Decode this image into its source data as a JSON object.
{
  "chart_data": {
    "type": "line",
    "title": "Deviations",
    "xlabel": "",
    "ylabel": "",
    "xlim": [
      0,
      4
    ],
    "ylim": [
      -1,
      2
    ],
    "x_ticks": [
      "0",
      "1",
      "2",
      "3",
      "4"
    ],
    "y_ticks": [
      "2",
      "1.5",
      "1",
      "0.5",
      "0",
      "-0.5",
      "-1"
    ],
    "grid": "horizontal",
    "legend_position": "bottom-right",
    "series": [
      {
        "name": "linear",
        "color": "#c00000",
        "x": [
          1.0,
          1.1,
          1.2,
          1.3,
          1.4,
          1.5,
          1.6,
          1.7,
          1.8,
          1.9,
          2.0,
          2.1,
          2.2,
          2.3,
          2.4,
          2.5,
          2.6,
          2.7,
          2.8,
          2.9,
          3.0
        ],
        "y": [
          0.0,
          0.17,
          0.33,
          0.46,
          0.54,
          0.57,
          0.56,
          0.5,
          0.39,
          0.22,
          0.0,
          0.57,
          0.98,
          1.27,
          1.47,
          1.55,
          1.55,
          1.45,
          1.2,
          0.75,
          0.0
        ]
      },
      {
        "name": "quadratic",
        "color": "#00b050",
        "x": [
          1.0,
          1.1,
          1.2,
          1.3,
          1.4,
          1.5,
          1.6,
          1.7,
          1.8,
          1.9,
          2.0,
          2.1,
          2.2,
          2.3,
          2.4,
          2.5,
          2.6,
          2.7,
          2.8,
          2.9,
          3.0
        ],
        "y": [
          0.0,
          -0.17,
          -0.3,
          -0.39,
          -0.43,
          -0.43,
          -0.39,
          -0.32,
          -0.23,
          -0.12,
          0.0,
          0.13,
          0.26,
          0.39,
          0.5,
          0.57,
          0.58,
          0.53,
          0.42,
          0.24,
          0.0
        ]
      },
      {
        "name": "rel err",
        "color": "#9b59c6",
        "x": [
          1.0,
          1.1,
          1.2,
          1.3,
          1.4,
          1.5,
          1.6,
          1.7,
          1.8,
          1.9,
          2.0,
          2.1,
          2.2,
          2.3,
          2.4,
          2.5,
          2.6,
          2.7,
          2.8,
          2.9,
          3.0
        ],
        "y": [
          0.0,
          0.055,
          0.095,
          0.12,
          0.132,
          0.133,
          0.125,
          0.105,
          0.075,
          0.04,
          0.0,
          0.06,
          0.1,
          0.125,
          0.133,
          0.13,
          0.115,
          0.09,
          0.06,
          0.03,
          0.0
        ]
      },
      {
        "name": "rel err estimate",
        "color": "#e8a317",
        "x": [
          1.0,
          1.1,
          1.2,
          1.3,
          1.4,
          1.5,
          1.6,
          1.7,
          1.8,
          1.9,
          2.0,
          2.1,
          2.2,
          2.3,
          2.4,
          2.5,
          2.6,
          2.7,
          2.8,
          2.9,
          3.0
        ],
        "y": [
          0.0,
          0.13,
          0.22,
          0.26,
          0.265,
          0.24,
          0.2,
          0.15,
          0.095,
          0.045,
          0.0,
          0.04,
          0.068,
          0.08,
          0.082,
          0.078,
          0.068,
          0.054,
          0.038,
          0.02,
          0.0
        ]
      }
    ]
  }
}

══════════════════════════════

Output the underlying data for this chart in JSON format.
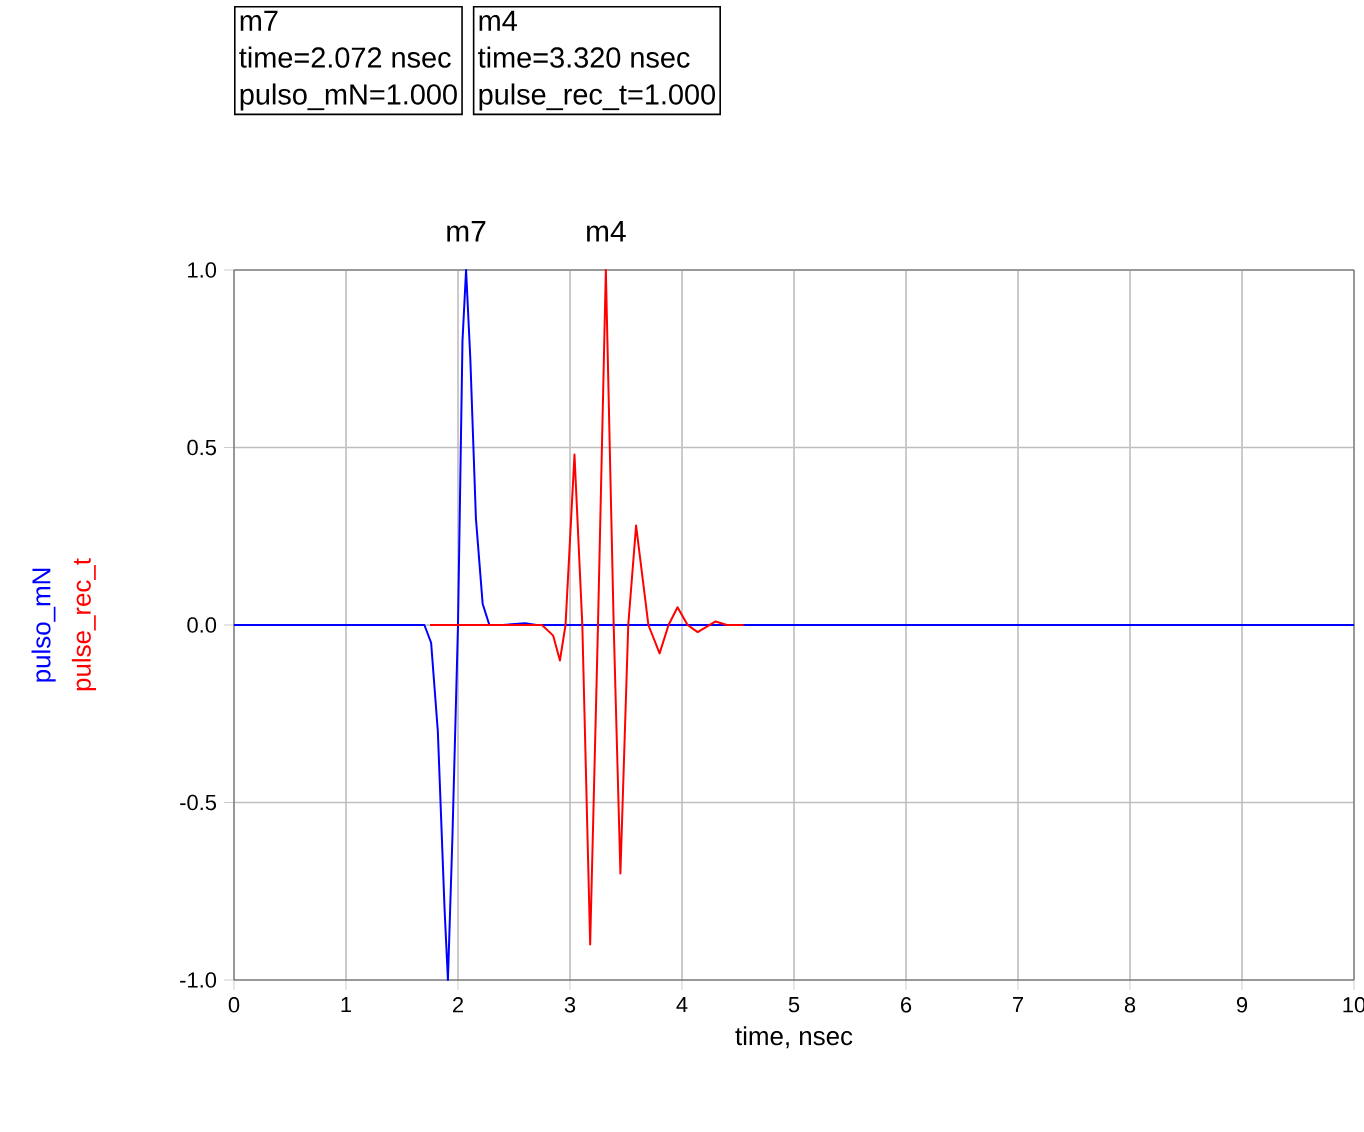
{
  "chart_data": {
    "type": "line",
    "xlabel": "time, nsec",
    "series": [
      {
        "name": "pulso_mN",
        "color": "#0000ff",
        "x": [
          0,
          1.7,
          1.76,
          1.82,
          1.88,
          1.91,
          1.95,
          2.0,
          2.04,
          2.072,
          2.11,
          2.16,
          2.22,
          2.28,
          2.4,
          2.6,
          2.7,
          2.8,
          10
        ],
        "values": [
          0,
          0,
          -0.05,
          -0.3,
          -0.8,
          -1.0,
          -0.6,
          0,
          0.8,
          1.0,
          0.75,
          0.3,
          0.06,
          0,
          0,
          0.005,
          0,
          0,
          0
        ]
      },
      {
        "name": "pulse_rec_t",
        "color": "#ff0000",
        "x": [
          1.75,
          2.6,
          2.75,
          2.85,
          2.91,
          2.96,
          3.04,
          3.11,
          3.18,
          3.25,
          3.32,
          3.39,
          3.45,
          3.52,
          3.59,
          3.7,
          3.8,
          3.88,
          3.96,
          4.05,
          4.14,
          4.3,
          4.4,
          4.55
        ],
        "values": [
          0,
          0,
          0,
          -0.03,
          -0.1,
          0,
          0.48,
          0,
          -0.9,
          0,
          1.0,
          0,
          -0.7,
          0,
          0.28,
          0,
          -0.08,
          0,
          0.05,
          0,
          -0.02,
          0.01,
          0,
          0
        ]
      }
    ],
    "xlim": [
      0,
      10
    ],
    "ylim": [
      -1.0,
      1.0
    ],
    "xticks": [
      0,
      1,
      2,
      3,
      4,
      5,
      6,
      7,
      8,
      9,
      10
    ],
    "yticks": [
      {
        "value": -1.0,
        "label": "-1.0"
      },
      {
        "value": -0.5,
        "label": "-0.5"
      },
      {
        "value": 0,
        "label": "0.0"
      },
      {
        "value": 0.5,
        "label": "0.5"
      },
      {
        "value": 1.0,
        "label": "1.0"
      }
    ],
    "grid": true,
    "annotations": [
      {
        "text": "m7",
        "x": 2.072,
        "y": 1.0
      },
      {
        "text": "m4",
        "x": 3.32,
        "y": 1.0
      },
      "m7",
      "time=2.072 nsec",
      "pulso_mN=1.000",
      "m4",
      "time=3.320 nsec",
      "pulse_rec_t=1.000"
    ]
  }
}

══════════════════════════════

> **Request**:
Identify every line where the string "JSON" appears.

> **Exercise solution**:
Decode this image into its source data as a JSON object.
Output the underlying data for this chart in JSON format.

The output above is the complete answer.